* _Set exercise_: Check every line for the word "n상반기" and state how many lines have it. Reply with the number alone.

* _Input rows_:
• • •
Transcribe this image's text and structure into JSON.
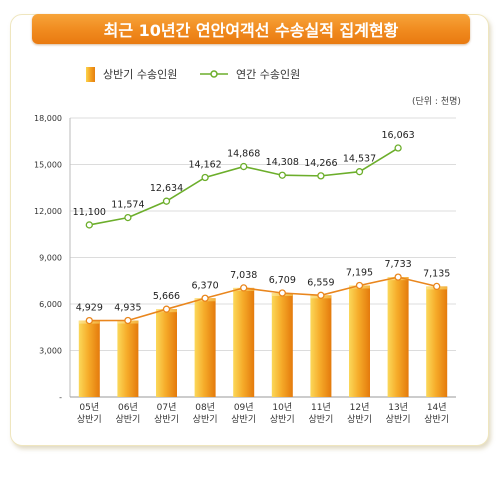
{
  "title": "최근 10년간 연안여객선 수송실적 집계현황",
  "unit_label": "(단위 : 천명)",
  "colors": {
    "bar": "#f4a321",
    "first_half_line": "#e9861d",
    "annual_line": "#6cae2b",
    "title_bg": "#f08a1e"
  },
  "chart_data": {
    "type": "bar",
    "categories": [
      "05년\n상반기",
      "06년\n상반기",
      "07년\n상반기",
      "08년\n상반기",
      "09년\n상반기",
      "10년\n상반기",
      "11년\n상반기",
      "12년\n상반기",
      "13년\n상반기",
      "14년\n상반기"
    ],
    "ylim": [
      0,
      18000
    ],
    "yticks": [
      0,
      3000,
      6000,
      9000,
      12000,
      15000,
      18000
    ],
    "ytick_labels": [
      "-",
      "3,000",
      "6,000",
      "9,000",
      "12,000",
      "15,000",
      "18,000"
    ],
    "grid": true,
    "legend_position": "top-left",
    "series": [
      {
        "name": "상반기 수송인원",
        "kind": "bar",
        "values": [
          4929,
          4935,
          5666,
          6370,
          7038,
          6709,
          6559,
          7195,
          7733,
          7135
        ],
        "labels": [
          "4,929",
          "4,935",
          "5,666",
          "6,370",
          "7,038",
          "6,709",
          "6,559",
          "7,195",
          "7,733",
          "7,135"
        ]
      },
      {
        "name": "연간 수송인원",
        "kind": "line",
        "values": [
          11100,
          11574,
          12634,
          14162,
          14868,
          14308,
          14266,
          14537,
          16063,
          null
        ],
        "labels": [
          "11,100",
          "11,574",
          "12,634",
          "14,162",
          "14,868",
          "14,308",
          "14,266",
          "14,537",
          "16,063",
          ""
        ]
      }
    ]
  }
}
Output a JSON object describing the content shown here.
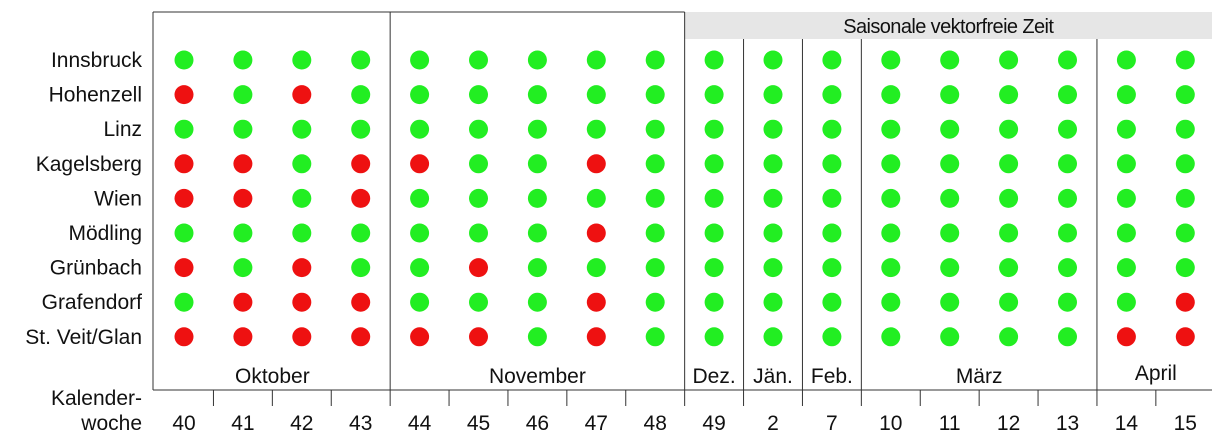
{
  "chart_data": {
    "type": "scatter",
    "banner": "Saisonale vektorfreie Zeit",
    "axis_label_line1": "Kalender-",
    "axis_label_line2": "woche",
    "weeks": [
      "40",
      "41",
      "42",
      "43",
      "44",
      "45",
      "46",
      "47",
      "48",
      "49",
      "2",
      "7",
      "10",
      "11",
      "12",
      "13",
      "14",
      "15"
    ],
    "months": [
      {
        "label": "Oktober",
        "start": 0,
        "end": 3
      },
      {
        "label": "November",
        "start": 4,
        "end": 8
      },
      {
        "label": "Dez.",
        "start": 9,
        "end": 9
      },
      {
        "label": "Jän.",
        "start": 10,
        "end": 10
      },
      {
        "label": "Feb.",
        "start": 11,
        "end": 11
      },
      {
        "label": "März",
        "start": 12,
        "end": 15
      },
      {
        "label": "April",
        "start": 16,
        "end": 17
      }
    ],
    "banner_start_week_index": 9,
    "locations": [
      "Innsbruck",
      "Hohenzell",
      "Linz",
      "Kagelsberg",
      "Wien",
      "Mödling",
      "Grünbach",
      "Grafendorf",
      "St. Veit/Glan"
    ],
    "status_legend": {
      "0": "green",
      "1": "red"
    },
    "status": [
      [
        0,
        0,
        0,
        0,
        0,
        0,
        0,
        0,
        0,
        0,
        0,
        0,
        0,
        0,
        0,
        0,
        0,
        0
      ],
      [
        1,
        0,
        1,
        0,
        0,
        0,
        0,
        0,
        0,
        0,
        0,
        0,
        0,
        0,
        0,
        0,
        0,
        0
      ],
      [
        0,
        0,
        0,
        0,
        0,
        0,
        0,
        0,
        0,
        0,
        0,
        0,
        0,
        0,
        0,
        0,
        0,
        0
      ],
      [
        1,
        1,
        0,
        1,
        1,
        0,
        0,
        1,
        0,
        0,
        0,
        0,
        0,
        0,
        0,
        0,
        0,
        0
      ],
      [
        1,
        1,
        0,
        1,
        0,
        0,
        0,
        0,
        0,
        0,
        0,
        0,
        0,
        0,
        0,
        0,
        0,
        0
      ],
      [
        0,
        0,
        0,
        0,
        0,
        0,
        0,
        1,
        0,
        0,
        0,
        0,
        0,
        0,
        0,
        0,
        0,
        0
      ],
      [
        1,
        0,
        1,
        0,
        0,
        1,
        0,
        0,
        0,
        0,
        0,
        0,
        0,
        0,
        0,
        0,
        0,
        0
      ],
      [
        0,
        1,
        1,
        1,
        0,
        0,
        0,
        1,
        0,
        0,
        0,
        0,
        0,
        0,
        0,
        0,
        0,
        1
      ],
      [
        1,
        1,
        1,
        1,
        1,
        1,
        0,
        1,
        0,
        0,
        0,
        0,
        0,
        0,
        0,
        0,
        1,
        1
      ]
    ]
  },
  "colors": {
    "green": "#22ee22",
    "red": "#ee1111",
    "banner_fill": "#e6e6e6",
    "line": "#333333"
  }
}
• • •
* _Exercise result_: 10